> **REQUIRED TASK**
Gather every line holding the string "Toebe".

> **SUPPLIED RECORDS**
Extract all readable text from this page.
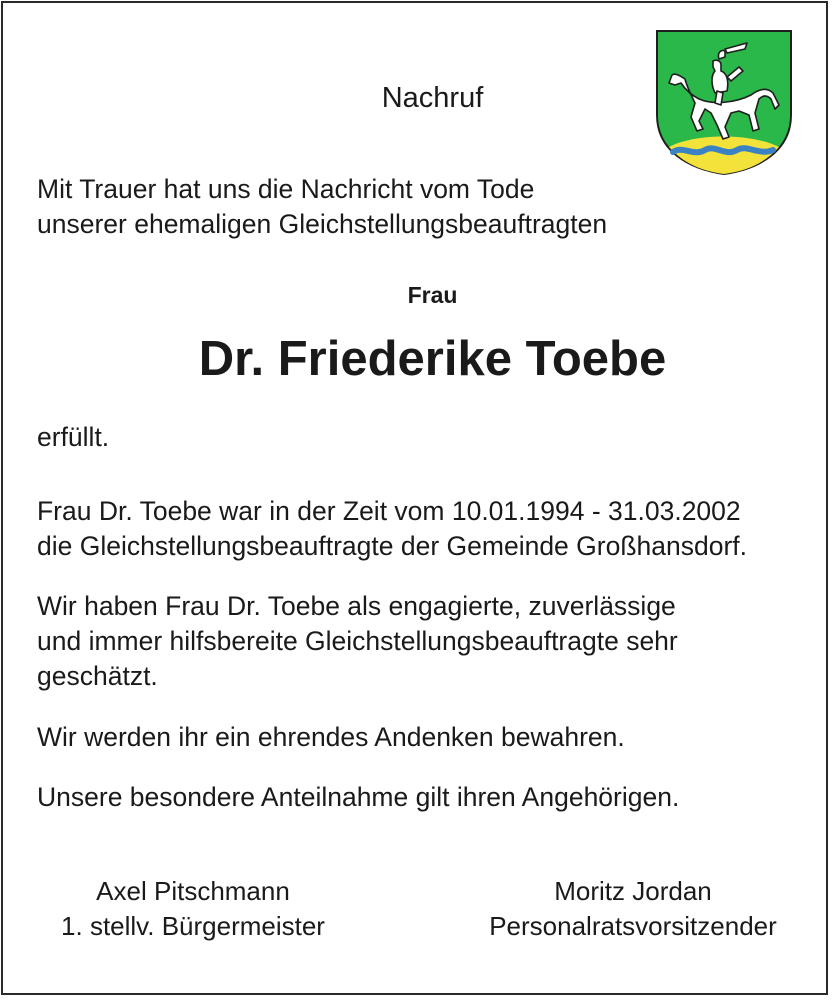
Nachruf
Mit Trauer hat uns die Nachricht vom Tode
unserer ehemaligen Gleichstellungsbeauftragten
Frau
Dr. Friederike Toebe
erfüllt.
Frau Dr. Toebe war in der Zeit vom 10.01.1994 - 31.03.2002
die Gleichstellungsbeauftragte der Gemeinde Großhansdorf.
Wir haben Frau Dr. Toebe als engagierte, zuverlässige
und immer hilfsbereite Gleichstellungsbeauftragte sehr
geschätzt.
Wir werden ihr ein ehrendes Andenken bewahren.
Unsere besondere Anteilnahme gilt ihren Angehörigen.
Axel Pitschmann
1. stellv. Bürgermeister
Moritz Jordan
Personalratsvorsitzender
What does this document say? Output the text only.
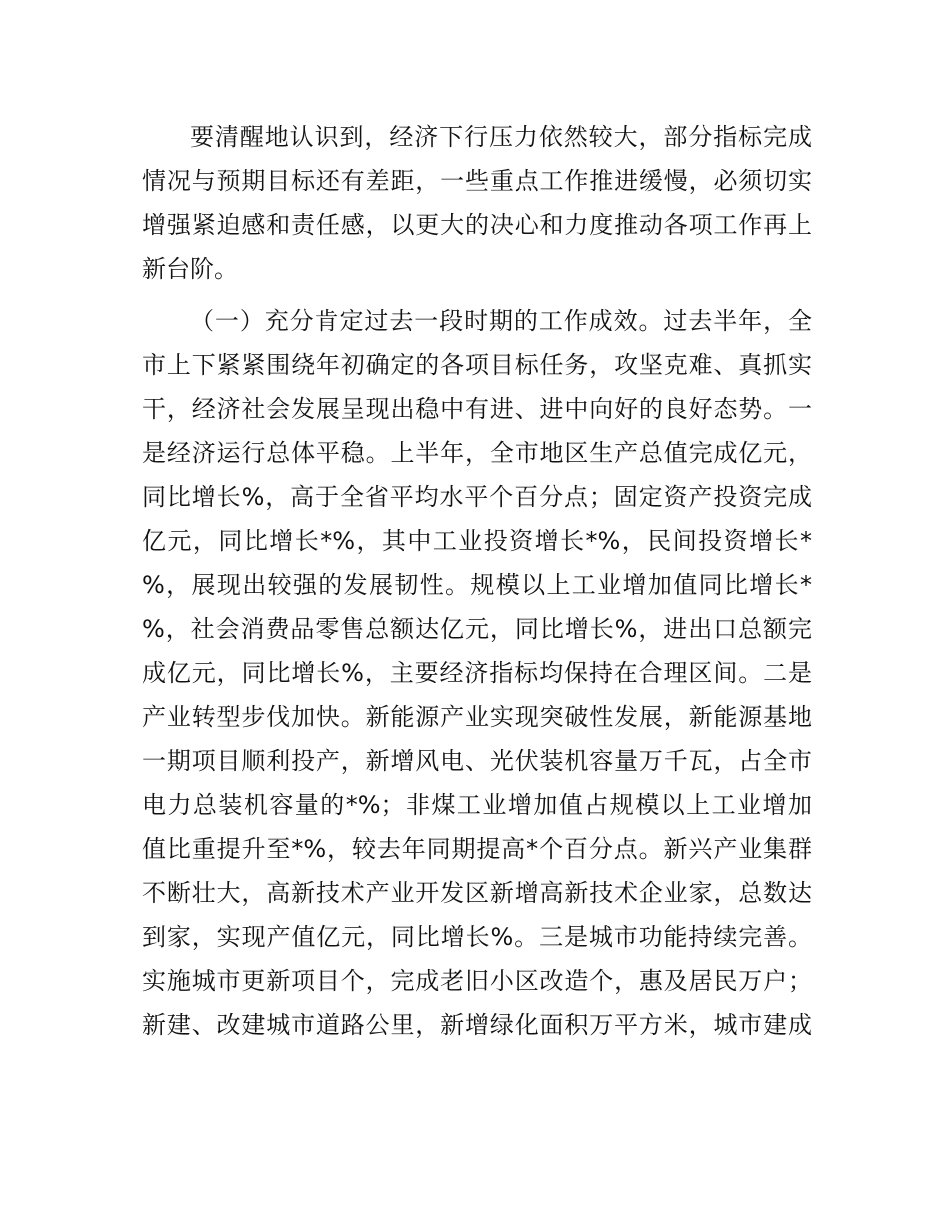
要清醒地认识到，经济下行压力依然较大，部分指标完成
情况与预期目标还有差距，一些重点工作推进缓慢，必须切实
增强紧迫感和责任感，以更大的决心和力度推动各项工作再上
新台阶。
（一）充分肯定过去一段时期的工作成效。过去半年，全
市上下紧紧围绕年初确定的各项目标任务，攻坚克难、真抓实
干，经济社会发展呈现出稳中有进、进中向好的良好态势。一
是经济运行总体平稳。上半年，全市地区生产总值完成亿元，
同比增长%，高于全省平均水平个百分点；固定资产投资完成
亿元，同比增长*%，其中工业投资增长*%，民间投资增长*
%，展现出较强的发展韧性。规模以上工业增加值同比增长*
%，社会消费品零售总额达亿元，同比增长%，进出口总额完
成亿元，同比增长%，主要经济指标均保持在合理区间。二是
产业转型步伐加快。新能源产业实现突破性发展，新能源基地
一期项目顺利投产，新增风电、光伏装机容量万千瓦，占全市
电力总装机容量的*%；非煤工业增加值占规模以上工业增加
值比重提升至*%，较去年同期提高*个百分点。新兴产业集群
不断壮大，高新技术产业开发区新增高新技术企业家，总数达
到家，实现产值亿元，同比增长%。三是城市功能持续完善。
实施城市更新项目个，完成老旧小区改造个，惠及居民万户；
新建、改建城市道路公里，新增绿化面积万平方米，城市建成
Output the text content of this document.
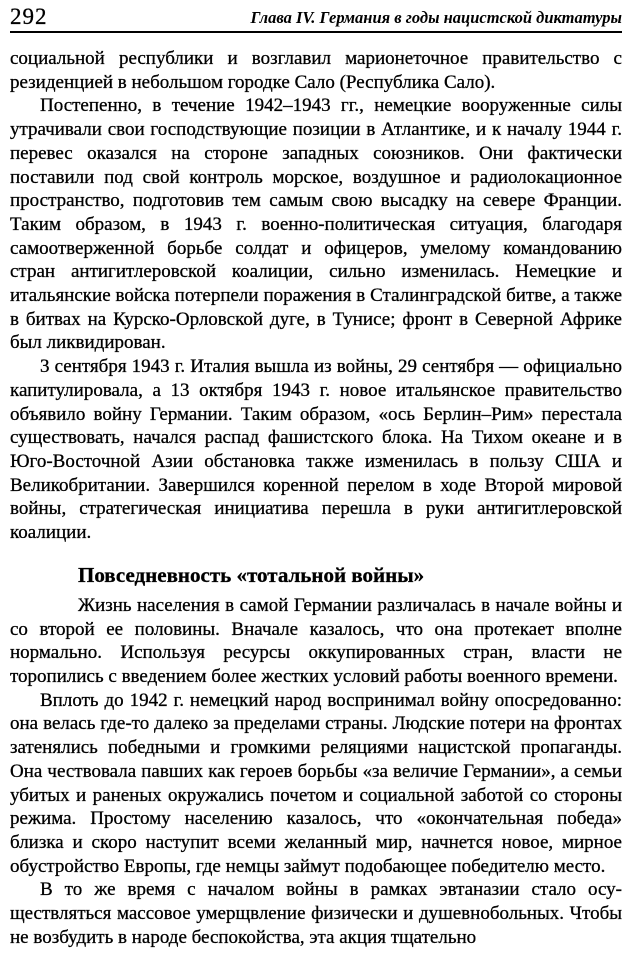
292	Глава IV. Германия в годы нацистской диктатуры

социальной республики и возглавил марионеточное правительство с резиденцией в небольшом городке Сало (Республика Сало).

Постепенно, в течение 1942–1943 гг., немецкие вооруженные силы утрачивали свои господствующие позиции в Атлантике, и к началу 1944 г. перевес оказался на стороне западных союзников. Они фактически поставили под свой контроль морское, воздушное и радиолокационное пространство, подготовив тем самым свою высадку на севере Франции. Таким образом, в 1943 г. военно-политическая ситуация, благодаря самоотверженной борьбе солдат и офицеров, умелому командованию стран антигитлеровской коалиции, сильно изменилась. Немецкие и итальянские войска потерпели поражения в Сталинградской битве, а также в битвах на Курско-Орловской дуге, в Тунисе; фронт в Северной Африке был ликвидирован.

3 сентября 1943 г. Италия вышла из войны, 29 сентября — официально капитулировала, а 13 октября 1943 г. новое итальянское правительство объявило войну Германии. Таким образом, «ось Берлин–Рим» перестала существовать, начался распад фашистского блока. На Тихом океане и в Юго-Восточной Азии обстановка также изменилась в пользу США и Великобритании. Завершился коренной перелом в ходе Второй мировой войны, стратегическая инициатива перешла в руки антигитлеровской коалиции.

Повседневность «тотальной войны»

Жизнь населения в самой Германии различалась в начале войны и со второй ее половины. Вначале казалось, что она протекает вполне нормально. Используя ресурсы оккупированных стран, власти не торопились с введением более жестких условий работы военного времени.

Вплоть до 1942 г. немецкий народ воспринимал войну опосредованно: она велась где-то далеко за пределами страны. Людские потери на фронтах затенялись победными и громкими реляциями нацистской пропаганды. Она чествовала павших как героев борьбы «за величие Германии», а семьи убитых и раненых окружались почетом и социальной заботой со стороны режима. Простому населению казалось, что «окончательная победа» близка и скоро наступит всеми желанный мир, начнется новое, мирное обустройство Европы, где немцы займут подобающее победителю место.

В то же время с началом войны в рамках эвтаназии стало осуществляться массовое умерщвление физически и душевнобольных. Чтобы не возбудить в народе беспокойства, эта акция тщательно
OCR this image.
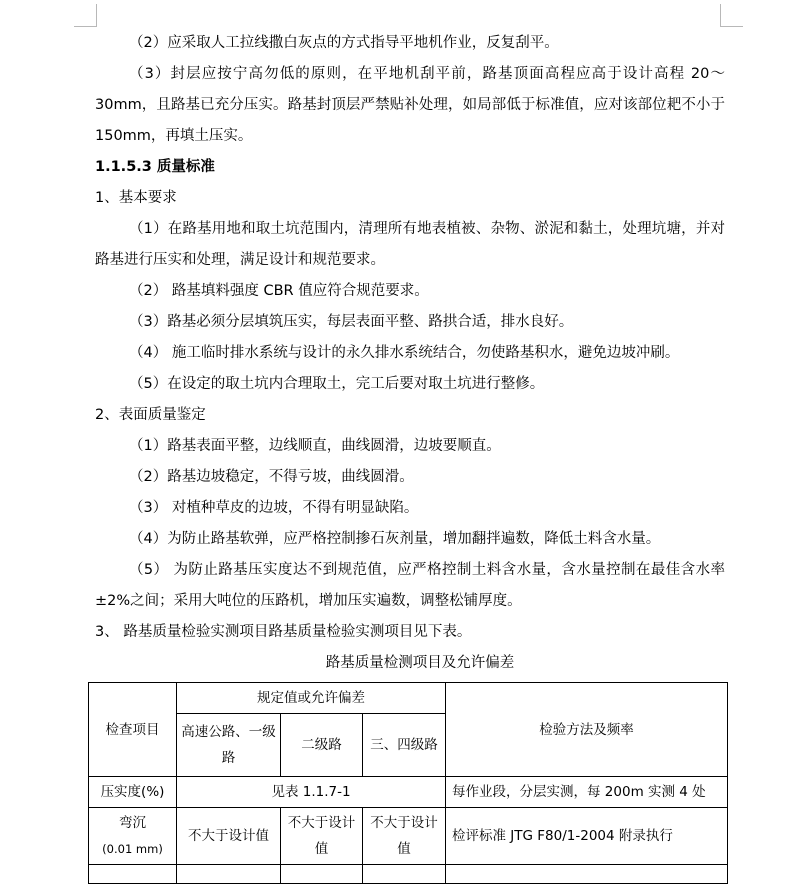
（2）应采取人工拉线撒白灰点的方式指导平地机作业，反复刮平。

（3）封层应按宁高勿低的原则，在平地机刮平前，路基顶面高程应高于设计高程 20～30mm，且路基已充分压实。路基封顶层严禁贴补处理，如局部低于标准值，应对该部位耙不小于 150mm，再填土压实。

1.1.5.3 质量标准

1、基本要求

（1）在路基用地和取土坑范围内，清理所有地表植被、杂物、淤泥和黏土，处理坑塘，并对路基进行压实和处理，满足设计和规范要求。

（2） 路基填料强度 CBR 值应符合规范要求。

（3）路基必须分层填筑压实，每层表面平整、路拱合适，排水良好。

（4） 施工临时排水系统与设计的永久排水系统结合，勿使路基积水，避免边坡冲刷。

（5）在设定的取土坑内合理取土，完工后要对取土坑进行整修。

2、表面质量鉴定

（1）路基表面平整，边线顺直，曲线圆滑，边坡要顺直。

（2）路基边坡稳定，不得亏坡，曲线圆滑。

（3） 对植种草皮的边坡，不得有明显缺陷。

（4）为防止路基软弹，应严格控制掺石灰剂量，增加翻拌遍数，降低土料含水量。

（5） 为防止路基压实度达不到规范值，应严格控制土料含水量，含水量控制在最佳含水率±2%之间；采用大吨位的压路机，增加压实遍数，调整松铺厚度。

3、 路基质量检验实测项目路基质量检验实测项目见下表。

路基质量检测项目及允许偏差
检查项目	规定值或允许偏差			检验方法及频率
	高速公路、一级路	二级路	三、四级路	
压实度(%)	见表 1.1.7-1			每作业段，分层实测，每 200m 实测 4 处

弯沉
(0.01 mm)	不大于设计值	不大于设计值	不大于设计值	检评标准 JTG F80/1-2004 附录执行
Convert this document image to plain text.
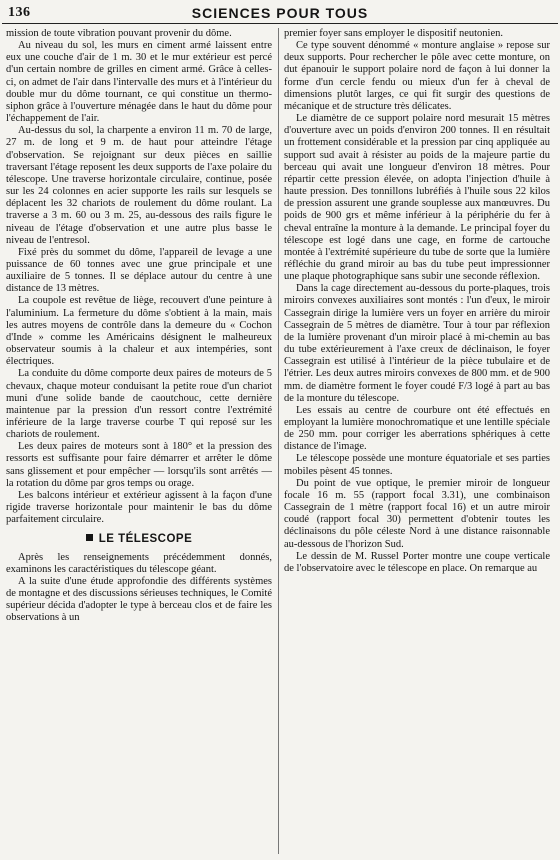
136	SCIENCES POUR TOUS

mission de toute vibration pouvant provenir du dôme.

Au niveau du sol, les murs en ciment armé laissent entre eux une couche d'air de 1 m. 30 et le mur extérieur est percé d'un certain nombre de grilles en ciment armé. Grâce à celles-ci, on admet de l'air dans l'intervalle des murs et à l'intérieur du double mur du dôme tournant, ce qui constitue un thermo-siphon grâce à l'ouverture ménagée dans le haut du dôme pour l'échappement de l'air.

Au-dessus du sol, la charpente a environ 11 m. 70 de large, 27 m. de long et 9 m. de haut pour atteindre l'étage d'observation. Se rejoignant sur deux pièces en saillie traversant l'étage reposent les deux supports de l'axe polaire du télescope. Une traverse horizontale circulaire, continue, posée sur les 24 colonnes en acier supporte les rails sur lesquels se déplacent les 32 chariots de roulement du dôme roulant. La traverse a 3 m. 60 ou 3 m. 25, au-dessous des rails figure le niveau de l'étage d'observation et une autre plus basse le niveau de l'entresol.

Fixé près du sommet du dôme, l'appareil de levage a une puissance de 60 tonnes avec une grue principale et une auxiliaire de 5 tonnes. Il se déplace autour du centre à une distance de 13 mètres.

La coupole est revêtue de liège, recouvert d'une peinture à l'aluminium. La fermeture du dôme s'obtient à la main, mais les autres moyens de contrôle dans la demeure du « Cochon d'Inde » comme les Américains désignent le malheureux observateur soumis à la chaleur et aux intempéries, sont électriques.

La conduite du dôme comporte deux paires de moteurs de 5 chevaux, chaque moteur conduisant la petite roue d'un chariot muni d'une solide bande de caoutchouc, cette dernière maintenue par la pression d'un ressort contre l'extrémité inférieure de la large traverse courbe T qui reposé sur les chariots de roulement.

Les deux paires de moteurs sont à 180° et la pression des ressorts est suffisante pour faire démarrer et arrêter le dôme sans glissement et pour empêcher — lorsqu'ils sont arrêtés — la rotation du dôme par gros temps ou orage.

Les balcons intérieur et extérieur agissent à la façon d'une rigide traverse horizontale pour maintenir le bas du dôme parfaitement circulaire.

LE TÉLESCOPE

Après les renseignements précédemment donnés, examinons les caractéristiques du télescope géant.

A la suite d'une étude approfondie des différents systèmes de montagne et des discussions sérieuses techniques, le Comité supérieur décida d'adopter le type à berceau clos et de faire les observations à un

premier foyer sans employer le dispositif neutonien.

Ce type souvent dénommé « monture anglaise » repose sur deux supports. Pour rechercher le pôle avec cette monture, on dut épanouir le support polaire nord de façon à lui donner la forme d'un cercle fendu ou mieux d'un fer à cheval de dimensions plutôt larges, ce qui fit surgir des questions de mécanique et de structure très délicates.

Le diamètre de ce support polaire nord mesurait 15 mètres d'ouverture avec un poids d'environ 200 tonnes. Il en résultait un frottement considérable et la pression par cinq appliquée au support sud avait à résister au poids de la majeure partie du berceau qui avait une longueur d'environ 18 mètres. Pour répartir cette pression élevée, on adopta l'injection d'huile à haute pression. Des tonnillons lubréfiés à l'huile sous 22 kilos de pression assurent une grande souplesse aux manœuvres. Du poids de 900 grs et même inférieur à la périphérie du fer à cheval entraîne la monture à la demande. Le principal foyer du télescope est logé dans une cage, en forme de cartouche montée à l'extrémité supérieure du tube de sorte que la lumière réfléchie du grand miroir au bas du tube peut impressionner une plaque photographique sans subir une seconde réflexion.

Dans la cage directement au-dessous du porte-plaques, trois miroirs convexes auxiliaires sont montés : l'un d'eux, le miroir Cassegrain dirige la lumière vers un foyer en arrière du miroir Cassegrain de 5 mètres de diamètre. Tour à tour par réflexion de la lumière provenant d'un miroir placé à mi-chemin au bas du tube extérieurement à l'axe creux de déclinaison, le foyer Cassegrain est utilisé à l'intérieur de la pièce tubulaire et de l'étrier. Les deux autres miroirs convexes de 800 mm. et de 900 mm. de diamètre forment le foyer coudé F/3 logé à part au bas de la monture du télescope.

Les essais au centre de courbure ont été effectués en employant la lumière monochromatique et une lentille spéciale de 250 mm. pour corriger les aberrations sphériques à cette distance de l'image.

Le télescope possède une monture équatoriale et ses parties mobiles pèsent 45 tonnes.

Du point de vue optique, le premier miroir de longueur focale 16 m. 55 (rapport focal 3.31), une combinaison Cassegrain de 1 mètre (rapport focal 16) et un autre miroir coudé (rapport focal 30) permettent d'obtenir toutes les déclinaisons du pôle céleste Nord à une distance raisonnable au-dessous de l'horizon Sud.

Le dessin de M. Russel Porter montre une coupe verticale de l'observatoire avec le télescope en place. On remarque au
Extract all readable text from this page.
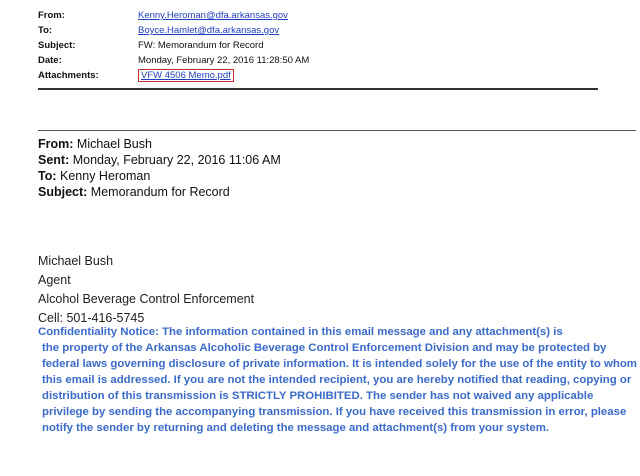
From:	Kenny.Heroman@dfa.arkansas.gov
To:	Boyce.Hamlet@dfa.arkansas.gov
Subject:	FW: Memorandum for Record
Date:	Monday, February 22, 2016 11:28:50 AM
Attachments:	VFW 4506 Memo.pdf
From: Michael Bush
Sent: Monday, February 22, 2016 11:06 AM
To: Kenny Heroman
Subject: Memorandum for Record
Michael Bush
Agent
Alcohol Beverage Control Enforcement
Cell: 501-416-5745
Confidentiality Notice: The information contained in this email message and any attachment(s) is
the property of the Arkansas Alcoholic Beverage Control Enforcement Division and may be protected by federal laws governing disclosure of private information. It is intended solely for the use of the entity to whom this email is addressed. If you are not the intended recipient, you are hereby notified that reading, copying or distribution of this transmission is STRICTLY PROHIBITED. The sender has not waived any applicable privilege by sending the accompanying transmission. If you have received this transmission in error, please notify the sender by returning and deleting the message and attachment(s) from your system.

> **FINAL RESULT**
Dr. Friederike Toebe
Frau Dr. Toebe war in der Zeit vom 10.01.1994 - 31.03.2002
Wir haben Frau Dr. Toebe als engagierte, zuverlässige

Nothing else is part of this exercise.